Start Records for the task
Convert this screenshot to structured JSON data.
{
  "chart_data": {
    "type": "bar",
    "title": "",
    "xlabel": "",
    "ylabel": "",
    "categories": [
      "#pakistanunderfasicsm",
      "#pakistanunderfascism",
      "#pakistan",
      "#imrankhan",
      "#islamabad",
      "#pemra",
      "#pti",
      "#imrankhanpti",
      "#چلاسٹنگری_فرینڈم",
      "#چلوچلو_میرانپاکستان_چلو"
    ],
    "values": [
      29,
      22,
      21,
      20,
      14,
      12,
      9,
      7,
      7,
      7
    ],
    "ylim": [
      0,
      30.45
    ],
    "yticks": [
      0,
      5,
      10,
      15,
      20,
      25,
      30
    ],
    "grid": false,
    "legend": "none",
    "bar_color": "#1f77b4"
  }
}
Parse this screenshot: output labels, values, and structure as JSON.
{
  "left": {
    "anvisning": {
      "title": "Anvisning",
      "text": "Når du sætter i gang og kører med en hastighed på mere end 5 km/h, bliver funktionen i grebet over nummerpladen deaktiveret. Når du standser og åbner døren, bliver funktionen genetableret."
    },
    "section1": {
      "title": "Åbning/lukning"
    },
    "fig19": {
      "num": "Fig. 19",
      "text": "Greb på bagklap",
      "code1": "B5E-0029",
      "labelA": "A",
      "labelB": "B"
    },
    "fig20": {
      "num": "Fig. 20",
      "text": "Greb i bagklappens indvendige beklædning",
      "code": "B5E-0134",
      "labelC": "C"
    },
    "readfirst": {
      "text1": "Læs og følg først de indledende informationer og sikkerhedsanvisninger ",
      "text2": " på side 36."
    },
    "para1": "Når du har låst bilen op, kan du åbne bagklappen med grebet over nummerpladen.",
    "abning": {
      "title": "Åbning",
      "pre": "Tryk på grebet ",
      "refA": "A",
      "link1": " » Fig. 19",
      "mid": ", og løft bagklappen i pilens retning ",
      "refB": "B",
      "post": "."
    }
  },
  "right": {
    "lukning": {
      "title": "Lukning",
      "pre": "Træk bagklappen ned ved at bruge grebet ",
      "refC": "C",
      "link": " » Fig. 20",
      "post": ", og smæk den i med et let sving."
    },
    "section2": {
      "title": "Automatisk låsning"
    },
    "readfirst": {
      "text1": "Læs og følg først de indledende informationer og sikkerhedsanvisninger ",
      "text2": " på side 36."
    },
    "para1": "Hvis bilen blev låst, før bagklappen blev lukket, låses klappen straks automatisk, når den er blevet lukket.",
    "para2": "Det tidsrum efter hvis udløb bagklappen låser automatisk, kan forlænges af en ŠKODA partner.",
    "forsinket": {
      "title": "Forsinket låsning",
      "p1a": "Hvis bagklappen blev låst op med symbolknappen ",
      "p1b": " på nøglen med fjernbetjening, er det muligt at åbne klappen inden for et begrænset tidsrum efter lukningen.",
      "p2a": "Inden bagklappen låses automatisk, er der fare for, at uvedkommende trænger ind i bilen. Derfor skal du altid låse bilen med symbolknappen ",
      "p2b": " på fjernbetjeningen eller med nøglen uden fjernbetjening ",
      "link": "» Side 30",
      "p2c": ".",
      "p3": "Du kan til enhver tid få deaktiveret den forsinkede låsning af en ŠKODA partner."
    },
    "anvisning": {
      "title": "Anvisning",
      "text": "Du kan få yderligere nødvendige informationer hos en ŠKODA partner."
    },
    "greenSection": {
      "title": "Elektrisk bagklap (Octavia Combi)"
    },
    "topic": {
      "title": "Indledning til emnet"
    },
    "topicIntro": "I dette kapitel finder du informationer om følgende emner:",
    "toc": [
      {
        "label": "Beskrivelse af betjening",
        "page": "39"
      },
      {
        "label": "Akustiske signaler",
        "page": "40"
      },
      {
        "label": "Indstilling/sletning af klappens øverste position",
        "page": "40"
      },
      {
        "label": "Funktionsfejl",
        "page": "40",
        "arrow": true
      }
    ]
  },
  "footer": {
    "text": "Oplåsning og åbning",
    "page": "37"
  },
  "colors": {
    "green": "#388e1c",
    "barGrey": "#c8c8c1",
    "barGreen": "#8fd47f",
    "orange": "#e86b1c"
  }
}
End Records for the task
Supply the count of lines in the entries that contain the word "over", and nothing besides.

2